◆ **Provided text**:
Content starts

[Bug 738] New: kernel BUG at fs/jbd/transaction.c:2023!

From: Martin J. Bligh (mbligh@aracnet.com)
Date: Thu May 22 2003 - 14:20:30 EST


           Summary: kernel BUG at fs/jbd/transaction.c:2023!
    Kernel Version: 2.5.69-mm8
            Status: NEW
          Severity: normal
             Owner: akpm@digeo.com
         Submitter: plars@austin.ibm.com

Distribution: RH 7.3

Hardware Environment: 8-way PIII-700, 16 GB ram

Software Environment:
anticipatory scheduler, ext3, preempt enabled

Problem Description:
Here's the first BUG output, the full log is attached in case you care about the
stream of sleeping function called from illegal context errors that followed.
Assertion failure in __journal_refile_buffer() at fs/jbd/transaction.c:2023:
"(get_current()->lock_depth >= 0)"
------------[ cut here ]------------
kernel BUG at fs/jbd/transaction.c:2023!
invalid operand: 0000 [#1]
CPU: 2
EIP: 0060:[<c01a9e09>] Not tainted VLI
EFLAGS: 00010202
EIP is at __journal_refile_buffer+0x69/0x100
eax: 00000073 ebx: eb787e08 ecx: c05345a0 edx: 00000001
esi: ffffffff edi: f7c2b6e8 ebp: f565e8c8 esp: eaf7da20
ds: 007b es: 007b ss: 0068
Process ftest07 (pid: 18246, threadinfo=eaf7c000 task=f5e1e040)

Content ends

◆ **Entries supplied**:
Content starts

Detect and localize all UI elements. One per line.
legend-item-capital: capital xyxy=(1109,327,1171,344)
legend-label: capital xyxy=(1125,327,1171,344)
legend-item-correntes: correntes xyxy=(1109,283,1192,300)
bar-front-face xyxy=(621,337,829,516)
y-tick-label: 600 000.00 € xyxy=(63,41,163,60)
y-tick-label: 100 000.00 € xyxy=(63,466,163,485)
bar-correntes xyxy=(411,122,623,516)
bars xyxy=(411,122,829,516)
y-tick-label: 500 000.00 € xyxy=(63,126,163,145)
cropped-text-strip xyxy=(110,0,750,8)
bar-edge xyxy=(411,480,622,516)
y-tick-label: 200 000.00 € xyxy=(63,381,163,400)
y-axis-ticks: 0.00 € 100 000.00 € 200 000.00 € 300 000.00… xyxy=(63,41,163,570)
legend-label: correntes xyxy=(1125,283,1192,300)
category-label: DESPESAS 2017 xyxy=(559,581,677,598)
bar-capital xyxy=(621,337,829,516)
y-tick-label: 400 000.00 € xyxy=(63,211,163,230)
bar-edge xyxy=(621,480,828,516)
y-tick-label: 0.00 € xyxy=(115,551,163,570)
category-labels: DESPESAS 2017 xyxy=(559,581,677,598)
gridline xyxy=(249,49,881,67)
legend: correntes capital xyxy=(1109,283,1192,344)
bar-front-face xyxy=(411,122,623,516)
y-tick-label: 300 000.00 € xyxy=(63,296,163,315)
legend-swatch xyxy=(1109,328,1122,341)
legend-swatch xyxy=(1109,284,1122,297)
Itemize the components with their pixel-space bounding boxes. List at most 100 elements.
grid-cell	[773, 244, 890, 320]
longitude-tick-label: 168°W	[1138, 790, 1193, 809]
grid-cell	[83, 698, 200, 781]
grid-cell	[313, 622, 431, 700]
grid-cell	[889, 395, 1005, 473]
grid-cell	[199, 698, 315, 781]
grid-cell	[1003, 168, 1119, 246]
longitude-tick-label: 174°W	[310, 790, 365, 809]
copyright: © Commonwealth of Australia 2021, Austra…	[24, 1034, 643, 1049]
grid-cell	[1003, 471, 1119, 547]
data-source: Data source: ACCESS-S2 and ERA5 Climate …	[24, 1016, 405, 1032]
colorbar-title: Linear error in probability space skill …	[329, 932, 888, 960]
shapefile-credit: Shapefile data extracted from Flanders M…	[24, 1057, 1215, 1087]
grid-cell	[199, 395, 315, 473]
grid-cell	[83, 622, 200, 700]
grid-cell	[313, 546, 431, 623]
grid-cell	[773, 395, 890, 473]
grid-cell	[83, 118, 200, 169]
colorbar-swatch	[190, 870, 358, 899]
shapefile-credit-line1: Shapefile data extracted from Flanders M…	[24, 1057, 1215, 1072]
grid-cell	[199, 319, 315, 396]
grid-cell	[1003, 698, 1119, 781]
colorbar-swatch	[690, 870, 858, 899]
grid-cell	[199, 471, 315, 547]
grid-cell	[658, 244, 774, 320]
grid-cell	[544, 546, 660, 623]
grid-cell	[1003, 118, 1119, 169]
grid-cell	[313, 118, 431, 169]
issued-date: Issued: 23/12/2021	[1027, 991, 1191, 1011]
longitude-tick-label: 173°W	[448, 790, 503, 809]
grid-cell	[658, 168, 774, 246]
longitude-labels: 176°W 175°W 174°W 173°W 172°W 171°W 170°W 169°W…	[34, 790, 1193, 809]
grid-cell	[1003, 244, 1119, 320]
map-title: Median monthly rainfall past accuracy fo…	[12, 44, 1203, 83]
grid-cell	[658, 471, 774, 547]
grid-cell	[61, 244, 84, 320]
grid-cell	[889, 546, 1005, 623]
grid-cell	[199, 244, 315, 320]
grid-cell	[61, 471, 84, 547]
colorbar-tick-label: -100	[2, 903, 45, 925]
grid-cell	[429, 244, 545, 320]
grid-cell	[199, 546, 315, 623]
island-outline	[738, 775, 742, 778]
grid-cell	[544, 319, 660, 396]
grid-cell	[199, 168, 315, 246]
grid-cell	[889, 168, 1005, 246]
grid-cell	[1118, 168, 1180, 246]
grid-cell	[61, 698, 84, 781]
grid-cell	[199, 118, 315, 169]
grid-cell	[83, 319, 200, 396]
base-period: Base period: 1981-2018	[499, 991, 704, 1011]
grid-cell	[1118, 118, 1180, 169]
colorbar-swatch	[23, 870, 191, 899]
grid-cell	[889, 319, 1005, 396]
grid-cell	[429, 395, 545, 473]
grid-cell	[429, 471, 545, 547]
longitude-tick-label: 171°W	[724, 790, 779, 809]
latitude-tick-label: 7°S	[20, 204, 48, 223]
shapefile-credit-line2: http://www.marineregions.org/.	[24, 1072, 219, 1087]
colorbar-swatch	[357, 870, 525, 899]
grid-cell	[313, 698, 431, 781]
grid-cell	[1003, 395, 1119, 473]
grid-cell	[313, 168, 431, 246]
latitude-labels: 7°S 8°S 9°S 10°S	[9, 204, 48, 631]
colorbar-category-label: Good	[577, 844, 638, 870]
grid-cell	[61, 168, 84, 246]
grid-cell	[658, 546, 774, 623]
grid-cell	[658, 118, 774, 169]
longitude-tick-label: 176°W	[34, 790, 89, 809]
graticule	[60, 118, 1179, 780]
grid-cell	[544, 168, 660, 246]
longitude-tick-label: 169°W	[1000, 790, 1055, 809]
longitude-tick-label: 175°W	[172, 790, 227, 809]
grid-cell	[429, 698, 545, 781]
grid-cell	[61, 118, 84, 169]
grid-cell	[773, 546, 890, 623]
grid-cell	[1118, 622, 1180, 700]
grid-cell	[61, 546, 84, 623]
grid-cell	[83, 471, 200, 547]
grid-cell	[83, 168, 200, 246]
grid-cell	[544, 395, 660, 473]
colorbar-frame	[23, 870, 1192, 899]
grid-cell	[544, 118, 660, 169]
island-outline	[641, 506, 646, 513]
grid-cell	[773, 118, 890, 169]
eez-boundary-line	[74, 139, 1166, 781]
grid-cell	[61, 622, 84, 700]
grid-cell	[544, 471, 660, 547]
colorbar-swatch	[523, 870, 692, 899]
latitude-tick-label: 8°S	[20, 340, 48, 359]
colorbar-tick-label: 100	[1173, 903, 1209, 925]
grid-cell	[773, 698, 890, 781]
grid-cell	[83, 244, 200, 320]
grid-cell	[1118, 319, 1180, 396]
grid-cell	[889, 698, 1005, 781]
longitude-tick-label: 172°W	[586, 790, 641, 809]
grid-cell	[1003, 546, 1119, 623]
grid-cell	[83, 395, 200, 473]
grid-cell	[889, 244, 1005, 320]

Content ends

Reproduce the stretch of the kernel bug report from "Hardware Environment: 8-way" through "errors that followed." word for word. The entries were taken from a different source than the kernel bug report.

Hardware Environment: 8-way PIII-700, 16 GB ram

Software Environment:
anticipatory scheduler, ext3, preempt enabled

Problem Description:
Here's the first BUG output, the full log is attached in case you care about the
stream of sleeping function called from illegal context errors that followed.